▶ [Requirements]:
Exactly repeat the full listing that follows.

▶ [The records]:
#####

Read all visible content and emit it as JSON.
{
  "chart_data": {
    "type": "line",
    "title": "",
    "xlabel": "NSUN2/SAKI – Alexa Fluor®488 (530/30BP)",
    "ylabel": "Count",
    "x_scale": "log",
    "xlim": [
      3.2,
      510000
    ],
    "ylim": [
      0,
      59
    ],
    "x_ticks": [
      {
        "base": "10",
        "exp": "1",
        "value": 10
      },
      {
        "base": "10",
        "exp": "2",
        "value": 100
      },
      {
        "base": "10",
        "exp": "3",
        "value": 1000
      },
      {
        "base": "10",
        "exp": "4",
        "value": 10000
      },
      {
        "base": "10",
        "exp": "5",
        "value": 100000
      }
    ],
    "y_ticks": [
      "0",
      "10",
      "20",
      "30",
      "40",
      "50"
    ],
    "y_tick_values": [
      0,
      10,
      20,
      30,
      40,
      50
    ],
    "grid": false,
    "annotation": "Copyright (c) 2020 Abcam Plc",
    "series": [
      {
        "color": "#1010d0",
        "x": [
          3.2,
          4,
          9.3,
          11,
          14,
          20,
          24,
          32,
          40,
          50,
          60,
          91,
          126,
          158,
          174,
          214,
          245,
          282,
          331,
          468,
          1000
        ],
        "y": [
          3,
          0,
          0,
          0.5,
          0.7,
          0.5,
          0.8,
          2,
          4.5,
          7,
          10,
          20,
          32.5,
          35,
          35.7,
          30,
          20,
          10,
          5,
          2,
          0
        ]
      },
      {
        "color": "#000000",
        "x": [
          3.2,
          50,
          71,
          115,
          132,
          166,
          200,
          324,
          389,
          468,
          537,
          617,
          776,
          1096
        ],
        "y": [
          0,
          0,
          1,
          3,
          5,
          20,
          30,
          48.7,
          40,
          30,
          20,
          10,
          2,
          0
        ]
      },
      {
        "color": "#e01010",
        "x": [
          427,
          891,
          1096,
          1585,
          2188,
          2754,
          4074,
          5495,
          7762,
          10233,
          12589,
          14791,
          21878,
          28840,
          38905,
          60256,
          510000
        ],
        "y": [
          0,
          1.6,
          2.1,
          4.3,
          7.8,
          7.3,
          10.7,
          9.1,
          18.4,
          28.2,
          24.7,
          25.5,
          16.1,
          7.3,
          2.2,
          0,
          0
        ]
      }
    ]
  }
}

#####

▶ [Expected answer]:
Read all visible content and emit it as JSON.
{
  "chart_data": {
    "type": "line",
    "title": "",
    "xlabel": "NSUN2/SAKI – Alexa Fluor®488 (530/30BP)",
    "ylabel": "Count",
    "x_scale": "log",
    "xlim": [
      3.2,
      510000
    ],
    "ylim": [
      0,
      59
    ],
    "x_ticks": [
      {
        "base": "10",
        "exp": "1",
        "value": 10
      },
      {
        "base": "10",
        "exp": "2",
        "value": 100
      },
      {
        "base": "10",
        "exp": "3",
        "value": 1000
      },
      {
        "base": "10",
        "exp": "4",
        "value": 10000
      },
      {
        "base": "10",
        "exp": "5",
        "value": 100000
      }
    ],
    "y_ticks": [
      "0",
      "10",
      "20",
      "30",
      "40",
      "50"
    ],
    "y_tick_values": [
      0,
      10,
      20,
      30,
      40,
      50
    ],
    "grid": false,
    "annotation": "Copyright (c) 2020 Abcam Plc",
    "series": [
      {
        "color": "#1010d0",
        "x": [
          3.2,
          4,
          9.3,
          11,
          14,
          20,
          24,
          32,
          40,
          50,
          60,
          91,
          126,
          158,
          174,
          214,
          245,
          282,
          331,
          468,
          1000
        ],
        "y": [
          3,
          0,
          0,
          0.5,
          0.7,
          0.5,
          0.8,
          2,
          4.5,
          7,
          10,
          20,
          32.5,
          35,
          35.7,
          30,
          20,
          10,
          5,
          2,
          0
        ]
      },
      {
        "color": "#000000",
        "x": [
          3.2,
          50,
          71,
          115,
          132,
          166,
          200,
          324,
          389,
          468,
          537,
          617,
          776,
          1096
        ],
        "y": [
          0,
          0,
          1,
          3,
          5,
          20,
          30,
          48.7,
          40,
          30,
          20,
          10,
          2,
          0
        ]
      },
      {
        "color": "#e01010",
        "x": [
          427,
          891,
          1096,
          1585,
          2188,
          2754,
          4074,
          5495,
          7762,
          10233,
          12589,
          14791,
          21878,
          28840,
          38905,
          60256,
          510000
        ],
        "y": [
          0,
          1.6,
          2.1,
          4.3,
          7.8,
          7.3,
          10.7,
          9.1,
          18.4,
          28.2,
          24.7,
          25.5,
          16.1,
          7.3,
          2.2,
          0,
          0
        ]
      }
    ]
  }
}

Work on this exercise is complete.